Excerpted data
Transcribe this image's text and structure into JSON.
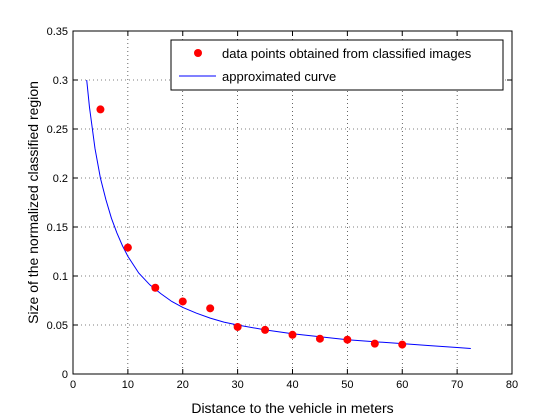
{
  "chart_data": {
    "type": "scatter",
    "xlabel": "Distance to the vehicle in meters",
    "ylabel": "Size of the normalized classified region",
    "xlim": [
      0,
      80
    ],
    "ylim": [
      0,
      0.35
    ],
    "xticks": [
      0,
      10,
      20,
      30,
      40,
      50,
      60,
      70,
      80
    ],
    "yticks": [
      0,
      0.05,
      0.1,
      0.15,
      0.2,
      0.25,
      0.3,
      0.35
    ],
    "grid": true,
    "legend_position": "top-right",
    "series": [
      {
        "name": "data points obtained from classified images",
        "kind": "points",
        "color": "#ff0000",
        "x": [
          5,
          10,
          15,
          20,
          25,
          30,
          35,
          40,
          45,
          50,
          55,
          60
        ],
        "y": [
          0.27,
          0.129,
          0.088,
          0.074,
          0.067,
          0.048,
          0.045,
          0.04,
          0.036,
          0.035,
          0.031,
          0.03
        ]
      },
      {
        "name": "approximated curve",
        "kind": "line",
        "color": "#0000ff",
        "x": [
          2.5,
          3,
          4,
          5,
          6,
          7,
          8,
          9,
          10,
          12,
          14,
          16,
          18,
          20,
          22.5,
          25,
          27.5,
          30,
          35,
          40,
          45,
          50,
          55,
          60,
          65,
          70,
          72.5
        ],
        "y": [
          0.3,
          0.272,
          0.23,
          0.2,
          0.178,
          0.159,
          0.144,
          0.131,
          0.12,
          0.103,
          0.091,
          0.082,
          0.074,
          0.068,
          0.062,
          0.057,
          0.053,
          0.05,
          0.045,
          0.041,
          0.038,
          0.035,
          0.033,
          0.031,
          0.029,
          0.027,
          0.026
        ]
      }
    ]
  }
}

What is required
Output all of the entries verbatim, leaving out any images.

Written solution
Transcribe this image's text and structure into JSON.
{
  "chart_data": {
    "type": "scatter",
    "xlabel": "Distance to the vehicle in meters",
    "ylabel": "Size of the normalized classified region",
    "xlim": [
      0,
      80
    ],
    "ylim": [
      0,
      0.35
    ],
    "xticks": [
      0,
      10,
      20,
      30,
      40,
      50,
      60,
      70,
      80
    ],
    "yticks": [
      0,
      0.05,
      0.1,
      0.15,
      0.2,
      0.25,
      0.3,
      0.35
    ],
    "grid": true,
    "legend_position": "top-right",
    "series": [
      {
        "name": "data points obtained from classified images",
        "kind": "points",
        "color": "#ff0000",
        "x": [
          5,
          10,
          15,
          20,
          25,
          30,
          35,
          40,
          45,
          50,
          55,
          60
        ],
        "y": [
          0.27,
          0.129,
          0.088,
          0.074,
          0.067,
          0.048,
          0.045,
          0.04,
          0.036,
          0.035,
          0.031,
          0.03
        ]
      },
      {
        "name": "approximated curve",
        "kind": "line",
        "color": "#0000ff",
        "x": [
          2.5,
          3,
          4,
          5,
          6,
          7,
          8,
          9,
          10,
          12,
          14,
          16,
          18,
          20,
          22.5,
          25,
          27.5,
          30,
          35,
          40,
          45,
          50,
          55,
          60,
          65,
          70,
          72.5
        ],
        "y": [
          0.3,
          0.272,
          0.23,
          0.2,
          0.178,
          0.159,
          0.144,
          0.131,
          0.12,
          0.103,
          0.091,
          0.082,
          0.074,
          0.068,
          0.062,
          0.057,
          0.053,
          0.05,
          0.045,
          0.041,
          0.038,
          0.035,
          0.033,
          0.031,
          0.029,
          0.027,
          0.026
        ]
      }
    ]
  }
}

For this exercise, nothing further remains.